Material provided >>
········

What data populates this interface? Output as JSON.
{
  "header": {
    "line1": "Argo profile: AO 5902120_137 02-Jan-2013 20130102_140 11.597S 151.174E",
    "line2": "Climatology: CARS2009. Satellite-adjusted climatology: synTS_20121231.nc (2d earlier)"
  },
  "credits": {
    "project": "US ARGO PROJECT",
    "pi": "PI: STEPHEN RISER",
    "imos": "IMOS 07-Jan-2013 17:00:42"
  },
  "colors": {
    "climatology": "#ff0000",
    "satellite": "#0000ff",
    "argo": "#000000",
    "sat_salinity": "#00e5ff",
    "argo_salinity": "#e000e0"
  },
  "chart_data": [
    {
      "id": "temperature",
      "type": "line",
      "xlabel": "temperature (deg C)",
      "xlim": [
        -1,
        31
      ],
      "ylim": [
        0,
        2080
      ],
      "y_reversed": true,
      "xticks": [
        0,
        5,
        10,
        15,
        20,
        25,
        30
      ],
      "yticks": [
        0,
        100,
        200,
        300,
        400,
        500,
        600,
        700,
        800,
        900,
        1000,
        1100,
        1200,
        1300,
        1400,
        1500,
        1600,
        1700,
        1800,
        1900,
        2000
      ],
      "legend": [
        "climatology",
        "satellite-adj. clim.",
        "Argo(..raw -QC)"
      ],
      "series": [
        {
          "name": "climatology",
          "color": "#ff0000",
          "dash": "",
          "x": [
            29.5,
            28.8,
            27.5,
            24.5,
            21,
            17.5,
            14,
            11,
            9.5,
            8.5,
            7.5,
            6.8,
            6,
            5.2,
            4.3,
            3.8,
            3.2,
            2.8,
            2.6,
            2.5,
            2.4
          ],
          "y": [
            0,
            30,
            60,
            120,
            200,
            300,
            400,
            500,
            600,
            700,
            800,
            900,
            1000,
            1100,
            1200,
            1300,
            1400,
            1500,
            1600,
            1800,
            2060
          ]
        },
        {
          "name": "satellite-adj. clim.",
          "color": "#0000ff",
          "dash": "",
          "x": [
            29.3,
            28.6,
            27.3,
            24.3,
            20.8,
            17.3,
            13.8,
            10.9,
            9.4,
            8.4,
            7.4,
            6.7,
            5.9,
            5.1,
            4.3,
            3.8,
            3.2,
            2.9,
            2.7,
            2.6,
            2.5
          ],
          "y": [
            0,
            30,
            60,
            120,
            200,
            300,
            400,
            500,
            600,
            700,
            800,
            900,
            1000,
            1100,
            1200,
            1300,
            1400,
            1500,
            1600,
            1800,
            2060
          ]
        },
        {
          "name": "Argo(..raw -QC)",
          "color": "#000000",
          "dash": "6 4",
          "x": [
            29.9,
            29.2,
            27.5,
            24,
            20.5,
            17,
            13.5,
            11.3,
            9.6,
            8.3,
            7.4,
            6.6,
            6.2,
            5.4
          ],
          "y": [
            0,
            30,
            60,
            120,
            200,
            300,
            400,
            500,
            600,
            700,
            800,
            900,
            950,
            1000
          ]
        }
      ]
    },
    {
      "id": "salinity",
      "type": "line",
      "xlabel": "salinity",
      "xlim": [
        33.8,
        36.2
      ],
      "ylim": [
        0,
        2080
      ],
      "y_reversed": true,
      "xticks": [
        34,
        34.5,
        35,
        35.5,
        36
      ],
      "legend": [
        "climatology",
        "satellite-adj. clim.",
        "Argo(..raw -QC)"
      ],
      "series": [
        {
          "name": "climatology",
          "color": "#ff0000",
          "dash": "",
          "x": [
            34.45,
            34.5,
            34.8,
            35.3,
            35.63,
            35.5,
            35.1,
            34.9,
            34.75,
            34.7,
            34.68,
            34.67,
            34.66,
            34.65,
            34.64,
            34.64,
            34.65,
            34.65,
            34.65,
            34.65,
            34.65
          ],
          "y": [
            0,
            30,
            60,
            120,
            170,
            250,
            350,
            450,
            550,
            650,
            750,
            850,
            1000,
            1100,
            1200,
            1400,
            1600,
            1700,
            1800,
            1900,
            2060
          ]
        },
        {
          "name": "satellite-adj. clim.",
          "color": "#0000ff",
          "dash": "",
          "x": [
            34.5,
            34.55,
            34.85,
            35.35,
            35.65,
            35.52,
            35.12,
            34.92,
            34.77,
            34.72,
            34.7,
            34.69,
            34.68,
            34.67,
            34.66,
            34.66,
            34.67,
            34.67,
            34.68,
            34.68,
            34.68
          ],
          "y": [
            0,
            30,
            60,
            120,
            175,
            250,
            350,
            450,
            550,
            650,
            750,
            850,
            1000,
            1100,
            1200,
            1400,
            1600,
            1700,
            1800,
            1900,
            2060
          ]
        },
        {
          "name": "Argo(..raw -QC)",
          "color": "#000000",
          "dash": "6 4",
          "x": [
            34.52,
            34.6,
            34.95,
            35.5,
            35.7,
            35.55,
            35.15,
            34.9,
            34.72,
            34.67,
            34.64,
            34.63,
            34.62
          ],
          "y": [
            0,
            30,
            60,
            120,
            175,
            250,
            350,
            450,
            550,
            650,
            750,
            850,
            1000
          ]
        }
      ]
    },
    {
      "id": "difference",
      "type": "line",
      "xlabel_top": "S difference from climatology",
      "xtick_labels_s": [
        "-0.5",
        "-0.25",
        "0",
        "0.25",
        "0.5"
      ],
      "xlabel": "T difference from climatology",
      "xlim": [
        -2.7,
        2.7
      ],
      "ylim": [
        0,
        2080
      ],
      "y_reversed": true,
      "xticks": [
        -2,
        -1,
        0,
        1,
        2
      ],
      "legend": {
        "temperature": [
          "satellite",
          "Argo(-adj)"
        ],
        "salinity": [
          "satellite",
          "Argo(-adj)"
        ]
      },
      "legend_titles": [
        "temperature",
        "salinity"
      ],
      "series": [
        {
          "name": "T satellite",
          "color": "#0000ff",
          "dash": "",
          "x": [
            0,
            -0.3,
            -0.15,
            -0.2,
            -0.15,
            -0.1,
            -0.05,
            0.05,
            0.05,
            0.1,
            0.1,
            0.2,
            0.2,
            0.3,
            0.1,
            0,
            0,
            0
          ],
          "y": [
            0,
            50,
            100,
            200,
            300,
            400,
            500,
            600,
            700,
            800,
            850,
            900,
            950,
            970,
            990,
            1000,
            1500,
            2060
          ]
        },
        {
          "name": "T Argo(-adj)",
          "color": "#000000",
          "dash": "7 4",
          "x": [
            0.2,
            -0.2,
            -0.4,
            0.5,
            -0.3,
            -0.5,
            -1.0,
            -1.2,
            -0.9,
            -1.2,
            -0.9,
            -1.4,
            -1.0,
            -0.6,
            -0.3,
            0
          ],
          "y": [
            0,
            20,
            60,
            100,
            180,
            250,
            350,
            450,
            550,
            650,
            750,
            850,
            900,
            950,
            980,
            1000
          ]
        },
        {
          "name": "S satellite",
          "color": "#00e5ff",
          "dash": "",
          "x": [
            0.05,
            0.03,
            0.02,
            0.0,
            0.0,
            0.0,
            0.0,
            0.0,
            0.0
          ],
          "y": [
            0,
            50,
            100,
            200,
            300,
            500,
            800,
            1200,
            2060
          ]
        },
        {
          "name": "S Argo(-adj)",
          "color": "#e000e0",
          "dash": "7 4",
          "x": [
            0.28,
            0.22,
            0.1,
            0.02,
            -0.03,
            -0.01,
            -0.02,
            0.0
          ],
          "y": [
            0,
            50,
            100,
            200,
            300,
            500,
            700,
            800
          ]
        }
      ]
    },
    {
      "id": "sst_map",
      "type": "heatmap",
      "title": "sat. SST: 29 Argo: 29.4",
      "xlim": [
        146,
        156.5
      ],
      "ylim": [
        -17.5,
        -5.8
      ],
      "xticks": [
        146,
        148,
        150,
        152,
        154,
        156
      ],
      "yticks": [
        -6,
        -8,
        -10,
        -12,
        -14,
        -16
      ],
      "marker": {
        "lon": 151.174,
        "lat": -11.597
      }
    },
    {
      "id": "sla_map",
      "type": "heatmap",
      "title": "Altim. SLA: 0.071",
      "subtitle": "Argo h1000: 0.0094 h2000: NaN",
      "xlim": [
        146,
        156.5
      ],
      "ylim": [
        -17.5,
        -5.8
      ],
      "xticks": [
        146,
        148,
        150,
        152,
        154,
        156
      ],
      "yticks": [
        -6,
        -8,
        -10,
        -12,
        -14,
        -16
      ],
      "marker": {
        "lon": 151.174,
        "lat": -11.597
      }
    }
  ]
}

········

To be done >> Return every line containing "from".

Output for this task >>
      "xlabel_top": "S difference from climatology",
      "xlabel": "T difference from climatology",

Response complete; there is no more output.